Stored data entries
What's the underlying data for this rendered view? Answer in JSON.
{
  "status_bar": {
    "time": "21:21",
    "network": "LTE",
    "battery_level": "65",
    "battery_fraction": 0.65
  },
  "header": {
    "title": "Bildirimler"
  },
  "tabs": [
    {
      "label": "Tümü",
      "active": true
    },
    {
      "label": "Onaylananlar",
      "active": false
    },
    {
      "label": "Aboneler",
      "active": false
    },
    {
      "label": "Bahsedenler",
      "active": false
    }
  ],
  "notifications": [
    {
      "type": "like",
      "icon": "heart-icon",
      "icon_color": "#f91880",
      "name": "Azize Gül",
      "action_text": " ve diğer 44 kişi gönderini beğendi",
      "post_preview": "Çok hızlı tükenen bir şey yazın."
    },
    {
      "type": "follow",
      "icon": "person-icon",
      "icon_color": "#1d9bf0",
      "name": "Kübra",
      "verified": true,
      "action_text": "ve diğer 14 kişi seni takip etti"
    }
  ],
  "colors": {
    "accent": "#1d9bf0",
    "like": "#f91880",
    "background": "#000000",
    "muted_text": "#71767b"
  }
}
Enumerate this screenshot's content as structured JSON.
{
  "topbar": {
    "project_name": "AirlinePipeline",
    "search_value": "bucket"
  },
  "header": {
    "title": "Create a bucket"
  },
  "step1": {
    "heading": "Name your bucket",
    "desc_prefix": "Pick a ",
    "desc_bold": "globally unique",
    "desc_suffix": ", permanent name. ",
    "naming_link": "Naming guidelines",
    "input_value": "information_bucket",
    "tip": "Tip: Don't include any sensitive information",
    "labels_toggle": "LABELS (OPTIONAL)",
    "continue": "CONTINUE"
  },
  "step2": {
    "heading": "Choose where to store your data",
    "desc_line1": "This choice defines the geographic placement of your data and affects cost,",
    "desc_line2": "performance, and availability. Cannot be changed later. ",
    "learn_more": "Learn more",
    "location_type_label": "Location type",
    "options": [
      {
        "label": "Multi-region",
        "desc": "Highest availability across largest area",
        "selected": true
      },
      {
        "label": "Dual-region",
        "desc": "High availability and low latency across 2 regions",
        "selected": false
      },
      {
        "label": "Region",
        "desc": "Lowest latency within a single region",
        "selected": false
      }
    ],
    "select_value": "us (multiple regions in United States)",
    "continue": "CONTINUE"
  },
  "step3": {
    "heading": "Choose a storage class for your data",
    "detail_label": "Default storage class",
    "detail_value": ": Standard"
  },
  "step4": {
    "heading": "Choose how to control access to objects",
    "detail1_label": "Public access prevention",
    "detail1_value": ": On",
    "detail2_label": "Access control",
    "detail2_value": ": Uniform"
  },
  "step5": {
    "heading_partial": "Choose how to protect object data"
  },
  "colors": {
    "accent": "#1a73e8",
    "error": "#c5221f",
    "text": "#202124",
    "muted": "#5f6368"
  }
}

§ WRITTEN PROBLEM
Exactly reproduce the material above.

§ OUTPUT OF THE EXERCISE
What's the underlying data for this rendered view? Answer in JSON.
{
  "status_bar": {
    "time": "21:21",
    "network": "LTE",
    "battery_level": "65",
    "battery_fraction": 0.65
  },
  "header": {
    "title": "Bildirimler"
  },
  "tabs": [
    {
      "label": "Tümü",
      "active": true
    },
    {
      "label": "Onaylananlar",
      "active": false
    },
    {
      "label": "Aboneler",
      "active": false
    },
    {
      "label": "Bahsedenler",
      "active": false
    }
  ],
  "notifications": [
    {
      "type": "like",
      "icon": "heart-icon",
      "icon_color": "#f91880",
      "name": "Azize Gül",
      "action_text": " ve diğer 44 kişi gönderini beğendi",
      "post_preview": "Çok hızlı tükenen bir şey yazın."
    },
    {
      "type": "follow",
      "icon": "person-icon",
      "icon_color": "#1d9bf0",
      "name": "Kübra",
      "verified": true,
      "action_text": "ve diğer 14 kişi seni takip etti"
    }
  ],
  "colors": {
    "accent": "#1d9bf0",
    "like": "#f91880",
    "background": "#000000",
    "muted_text": "#71767b"
  }
}
Enumerate this screenshot's content as structured JSON.
{
  "topbar": {
    "project_name": "AirlinePipeline",
    "search_value": "bucket"
  },
  "header": {
    "title": "Create a bucket"
  },
  "step1": {
    "heading": "Name your bucket",
    "desc_prefix": "Pick a ",
    "desc_bold": "globally unique",
    "desc_suffix": ", permanent name. ",
    "naming_link": "Naming guidelines",
    "input_value": "information_bucket",
    "tip": "Tip: Don't include any sensitive information",
    "labels_toggle": "LABELS (OPTIONAL)",
    "continue": "CONTINUE"
  },
  "step2": {
    "heading": "Choose where to store your data",
    "desc_line1": "This choice defines the geographic placement of your data and affects cost,",
    "desc_line2": "performance, and availability. Cannot be changed later. ",
    "learn_more": "Learn more",
    "location_type_label": "Location type",
    "options": [
      {
        "label": "Multi-region",
        "desc": "Highest availability across largest area",
        "selected": true
      },
      {
        "label": "Dual-region",
        "desc": "High availability and low latency across 2 regions",
        "selected": false
      },
      {
        "label": "Region",
        "desc": "Lowest latency within a single region",
        "selected": false
      }
    ],
    "select_value": "us (multiple regions in United States)",
    "continue": "CONTINUE"
  },
  "step3": {
    "heading": "Choose a storage class for your data",
    "detail_label": "Default storage class",
    "detail_value": ": Standard"
  },
  "step4": {
    "heading": "Choose how to control access to objects",
    "detail1_label": "Public access prevention",
    "detail1_value": ": On",
    "detail2_label": "Access control",
    "detail2_value": ": Uniform"
  },
  "step5": {
    "heading_partial": "Choose how to protect object data"
  },
  "colors": {
    "accent": "#1a73e8",
    "error": "#c5221f",
    "text": "#202124",
    "muted": "#5f6368"
  }
}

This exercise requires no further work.